*The task:*
Copy out all the records exactly.

*Dataset records:*
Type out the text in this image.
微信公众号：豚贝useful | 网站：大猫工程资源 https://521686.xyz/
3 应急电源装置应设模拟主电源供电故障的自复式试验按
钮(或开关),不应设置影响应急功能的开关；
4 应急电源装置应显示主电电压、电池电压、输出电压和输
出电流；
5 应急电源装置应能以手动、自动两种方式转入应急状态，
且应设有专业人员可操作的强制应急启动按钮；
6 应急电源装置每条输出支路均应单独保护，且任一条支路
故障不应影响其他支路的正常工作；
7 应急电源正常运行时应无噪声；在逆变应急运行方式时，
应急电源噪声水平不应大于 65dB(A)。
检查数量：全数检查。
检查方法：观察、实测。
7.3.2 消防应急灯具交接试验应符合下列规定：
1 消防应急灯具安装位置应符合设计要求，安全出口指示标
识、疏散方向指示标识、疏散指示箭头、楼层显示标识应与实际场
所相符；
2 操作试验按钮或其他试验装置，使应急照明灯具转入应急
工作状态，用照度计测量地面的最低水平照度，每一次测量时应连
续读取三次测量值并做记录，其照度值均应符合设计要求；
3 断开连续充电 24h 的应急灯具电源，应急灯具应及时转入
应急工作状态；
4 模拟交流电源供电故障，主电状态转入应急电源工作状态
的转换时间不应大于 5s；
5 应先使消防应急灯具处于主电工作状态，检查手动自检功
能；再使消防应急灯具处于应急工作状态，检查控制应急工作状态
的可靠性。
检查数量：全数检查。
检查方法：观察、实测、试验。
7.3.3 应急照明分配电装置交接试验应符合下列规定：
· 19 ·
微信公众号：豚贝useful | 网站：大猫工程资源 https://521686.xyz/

*Exercise answer:*
Type out the text in this image.
微信公众号：豚贝useful | 网站：大猫工程资源 https://521686.xyz/
3 应急电源装置应设模拟主电源供电故障的自复式试验按
钮(或开关),不应设置影响应急功能的开关；
4 应急电源装置应显示主电电压、电池电压、输出电压和输
出电流；
5 应急电源装置应能以手动、自动两种方式转入应急状态，
且应设有专业人员可操作的强制应急启动按钮；
6 应急电源装置每条输出支路均应单独保护，且任一条支路
故障不应影响其他支路的正常工作；
7 应急电源正常运行时应无噪声；在逆变应急运行方式时，
应急电源噪声水平不应大于 65dB(A)。
检查数量：全数检查。
检查方法：观察、实测。
7.3.2 消防应急灯具交接试验应符合下列规定：
1 消防应急灯具安装位置应符合设计要求，安全出口指示标
识、疏散方向指示标识、疏散指示箭头、楼层显示标识应与实际场
所相符；
2 操作试验按钮或其他试验装置，使应急照明灯具转入应急
工作状态，用照度计测量地面的最低水平照度，每一次测量时应连
续读取三次测量值并做记录，其照度值均应符合设计要求；
3 断开连续充电 24h 的应急灯具电源，应急灯具应及时转入
应急工作状态；
4 模拟交流电源供电故障，主电状态转入应急电源工作状态
的转换时间不应大于 5s；
5 应先使消防应急灯具处于主电工作状态，检查手动自检功
能；再使消防应急灯具处于应急工作状态，检查控制应急工作状态
的可靠性。
检查数量：全数检查。
检查方法：观察、实测、试验。
7.3.3 应急照明分配电装置交接试验应符合下列规定：
· 19 ·
微信公众号：豚贝useful | 网站：大猫工程资源 https://521686.xyz/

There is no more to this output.